(Work instructions): Locate the string "this" throughout the material and copy every line in which it occurs.

(Record excerpts):
★ ★ ★
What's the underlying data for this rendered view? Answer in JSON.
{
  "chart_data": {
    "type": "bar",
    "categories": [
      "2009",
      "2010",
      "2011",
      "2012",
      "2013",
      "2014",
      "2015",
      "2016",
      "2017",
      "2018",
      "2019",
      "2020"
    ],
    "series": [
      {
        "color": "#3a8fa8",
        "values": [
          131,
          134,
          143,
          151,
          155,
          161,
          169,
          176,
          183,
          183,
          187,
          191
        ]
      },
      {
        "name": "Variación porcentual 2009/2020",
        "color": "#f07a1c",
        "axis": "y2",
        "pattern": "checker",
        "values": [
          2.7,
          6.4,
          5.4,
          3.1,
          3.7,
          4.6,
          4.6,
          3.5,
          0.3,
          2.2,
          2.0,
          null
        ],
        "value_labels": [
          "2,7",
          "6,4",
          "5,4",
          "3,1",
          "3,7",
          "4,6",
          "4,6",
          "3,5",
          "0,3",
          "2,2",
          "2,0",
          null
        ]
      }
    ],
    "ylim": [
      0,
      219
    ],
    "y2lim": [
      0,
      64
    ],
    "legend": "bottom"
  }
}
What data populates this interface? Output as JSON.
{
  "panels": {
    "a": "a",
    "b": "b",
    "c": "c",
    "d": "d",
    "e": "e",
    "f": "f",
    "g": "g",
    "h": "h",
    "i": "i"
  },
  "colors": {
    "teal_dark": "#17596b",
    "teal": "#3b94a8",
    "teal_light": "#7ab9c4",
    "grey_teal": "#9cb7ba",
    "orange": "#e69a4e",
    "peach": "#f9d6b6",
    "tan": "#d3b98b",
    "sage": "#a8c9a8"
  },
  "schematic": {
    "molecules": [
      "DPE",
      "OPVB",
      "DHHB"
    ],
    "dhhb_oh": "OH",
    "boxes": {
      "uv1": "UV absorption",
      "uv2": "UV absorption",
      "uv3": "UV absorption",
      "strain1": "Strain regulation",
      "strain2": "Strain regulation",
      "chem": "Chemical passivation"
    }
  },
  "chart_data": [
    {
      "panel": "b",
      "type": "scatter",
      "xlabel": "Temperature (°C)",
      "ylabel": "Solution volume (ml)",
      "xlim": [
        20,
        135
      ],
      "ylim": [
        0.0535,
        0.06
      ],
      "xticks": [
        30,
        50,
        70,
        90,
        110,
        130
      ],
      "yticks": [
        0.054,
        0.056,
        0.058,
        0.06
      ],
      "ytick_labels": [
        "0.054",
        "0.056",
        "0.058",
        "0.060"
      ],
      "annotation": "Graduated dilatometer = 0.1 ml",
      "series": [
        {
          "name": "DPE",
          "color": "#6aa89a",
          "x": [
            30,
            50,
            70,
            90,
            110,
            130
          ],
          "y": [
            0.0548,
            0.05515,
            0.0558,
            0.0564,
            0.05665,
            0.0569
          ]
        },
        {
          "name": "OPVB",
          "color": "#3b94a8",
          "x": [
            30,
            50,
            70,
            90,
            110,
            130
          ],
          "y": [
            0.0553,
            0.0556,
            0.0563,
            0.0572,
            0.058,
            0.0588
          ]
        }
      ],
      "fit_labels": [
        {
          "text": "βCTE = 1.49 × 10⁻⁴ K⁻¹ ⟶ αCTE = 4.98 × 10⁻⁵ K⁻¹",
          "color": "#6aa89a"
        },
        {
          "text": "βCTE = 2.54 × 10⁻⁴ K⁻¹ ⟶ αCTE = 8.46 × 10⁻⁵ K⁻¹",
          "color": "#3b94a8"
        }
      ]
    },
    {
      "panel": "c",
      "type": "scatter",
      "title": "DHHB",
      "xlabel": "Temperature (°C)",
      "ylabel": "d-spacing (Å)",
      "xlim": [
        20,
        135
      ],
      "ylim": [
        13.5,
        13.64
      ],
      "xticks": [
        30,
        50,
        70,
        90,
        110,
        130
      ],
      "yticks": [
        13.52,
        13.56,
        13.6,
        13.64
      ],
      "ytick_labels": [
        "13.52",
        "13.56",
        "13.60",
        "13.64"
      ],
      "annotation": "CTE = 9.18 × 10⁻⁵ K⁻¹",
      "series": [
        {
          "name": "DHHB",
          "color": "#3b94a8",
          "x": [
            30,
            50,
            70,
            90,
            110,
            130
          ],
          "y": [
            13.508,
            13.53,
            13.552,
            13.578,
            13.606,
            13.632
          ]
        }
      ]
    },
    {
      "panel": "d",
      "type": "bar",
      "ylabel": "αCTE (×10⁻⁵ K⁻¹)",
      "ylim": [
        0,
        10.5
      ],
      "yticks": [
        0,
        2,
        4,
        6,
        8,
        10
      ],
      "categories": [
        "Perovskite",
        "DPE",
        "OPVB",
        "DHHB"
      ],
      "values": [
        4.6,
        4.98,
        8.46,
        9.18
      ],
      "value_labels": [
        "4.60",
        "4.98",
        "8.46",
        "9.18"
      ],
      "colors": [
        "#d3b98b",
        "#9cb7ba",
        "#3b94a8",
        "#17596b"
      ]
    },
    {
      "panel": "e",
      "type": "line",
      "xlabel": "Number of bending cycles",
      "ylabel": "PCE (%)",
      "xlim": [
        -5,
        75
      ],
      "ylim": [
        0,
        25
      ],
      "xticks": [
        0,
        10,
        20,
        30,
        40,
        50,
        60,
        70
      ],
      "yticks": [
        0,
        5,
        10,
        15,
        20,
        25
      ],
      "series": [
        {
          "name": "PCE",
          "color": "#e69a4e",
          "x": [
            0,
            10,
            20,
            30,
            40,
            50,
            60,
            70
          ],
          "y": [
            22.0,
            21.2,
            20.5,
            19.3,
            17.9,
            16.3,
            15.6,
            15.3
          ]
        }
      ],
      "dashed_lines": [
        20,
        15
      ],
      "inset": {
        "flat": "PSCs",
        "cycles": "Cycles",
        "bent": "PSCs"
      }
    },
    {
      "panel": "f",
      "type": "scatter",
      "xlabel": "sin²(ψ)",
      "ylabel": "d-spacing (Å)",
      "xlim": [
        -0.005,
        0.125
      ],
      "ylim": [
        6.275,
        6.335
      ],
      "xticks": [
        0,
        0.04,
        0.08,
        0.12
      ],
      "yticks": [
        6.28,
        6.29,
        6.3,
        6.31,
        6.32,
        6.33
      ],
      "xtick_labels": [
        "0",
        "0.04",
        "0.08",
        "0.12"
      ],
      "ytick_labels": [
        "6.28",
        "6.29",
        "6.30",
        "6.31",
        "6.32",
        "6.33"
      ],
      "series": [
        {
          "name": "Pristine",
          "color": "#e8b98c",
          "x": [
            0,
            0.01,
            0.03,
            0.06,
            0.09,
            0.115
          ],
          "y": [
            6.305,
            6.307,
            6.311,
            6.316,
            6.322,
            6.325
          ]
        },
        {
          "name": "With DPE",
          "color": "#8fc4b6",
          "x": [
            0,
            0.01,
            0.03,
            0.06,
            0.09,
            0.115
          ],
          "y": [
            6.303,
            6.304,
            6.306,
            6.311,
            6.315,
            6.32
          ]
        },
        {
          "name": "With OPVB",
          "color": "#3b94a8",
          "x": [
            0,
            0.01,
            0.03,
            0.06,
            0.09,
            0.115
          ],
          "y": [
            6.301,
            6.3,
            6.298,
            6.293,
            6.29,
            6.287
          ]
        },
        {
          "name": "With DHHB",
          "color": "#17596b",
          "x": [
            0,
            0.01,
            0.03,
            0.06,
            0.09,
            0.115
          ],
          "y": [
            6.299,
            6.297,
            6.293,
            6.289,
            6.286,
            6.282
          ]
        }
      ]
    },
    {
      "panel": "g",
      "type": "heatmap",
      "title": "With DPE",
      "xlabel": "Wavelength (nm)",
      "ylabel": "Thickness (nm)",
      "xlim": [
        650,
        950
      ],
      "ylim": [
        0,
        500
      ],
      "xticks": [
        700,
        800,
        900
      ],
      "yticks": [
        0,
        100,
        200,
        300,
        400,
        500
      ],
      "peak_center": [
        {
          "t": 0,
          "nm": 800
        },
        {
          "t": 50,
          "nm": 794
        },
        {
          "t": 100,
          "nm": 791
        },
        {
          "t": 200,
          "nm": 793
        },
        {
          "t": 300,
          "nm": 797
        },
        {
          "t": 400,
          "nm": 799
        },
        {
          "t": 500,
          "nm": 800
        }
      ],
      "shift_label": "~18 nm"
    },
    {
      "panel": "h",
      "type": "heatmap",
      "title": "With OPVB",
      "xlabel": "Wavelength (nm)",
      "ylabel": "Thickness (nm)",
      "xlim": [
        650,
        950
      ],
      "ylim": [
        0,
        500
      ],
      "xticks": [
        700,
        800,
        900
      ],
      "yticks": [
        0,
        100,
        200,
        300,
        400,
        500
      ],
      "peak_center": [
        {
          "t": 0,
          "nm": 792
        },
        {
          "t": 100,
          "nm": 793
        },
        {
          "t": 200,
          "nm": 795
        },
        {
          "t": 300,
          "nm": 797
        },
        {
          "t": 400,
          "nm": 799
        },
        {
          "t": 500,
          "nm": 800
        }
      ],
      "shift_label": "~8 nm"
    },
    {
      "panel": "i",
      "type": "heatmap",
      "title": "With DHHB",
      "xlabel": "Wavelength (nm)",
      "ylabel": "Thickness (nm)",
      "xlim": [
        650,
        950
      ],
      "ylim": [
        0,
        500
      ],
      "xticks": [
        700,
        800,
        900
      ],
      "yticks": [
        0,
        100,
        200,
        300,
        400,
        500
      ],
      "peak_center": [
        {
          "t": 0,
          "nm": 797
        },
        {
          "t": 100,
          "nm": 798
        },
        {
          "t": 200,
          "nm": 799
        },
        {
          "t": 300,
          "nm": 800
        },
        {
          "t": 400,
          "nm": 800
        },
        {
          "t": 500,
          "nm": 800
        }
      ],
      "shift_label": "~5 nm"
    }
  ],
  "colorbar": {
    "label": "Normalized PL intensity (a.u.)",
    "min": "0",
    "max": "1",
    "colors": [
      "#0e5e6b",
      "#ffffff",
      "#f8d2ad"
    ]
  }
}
★ ★ ★
(Finished task):
What's the underlying data for this rendered view? Answer in JSON.
What data populates this interface? Output as JSON.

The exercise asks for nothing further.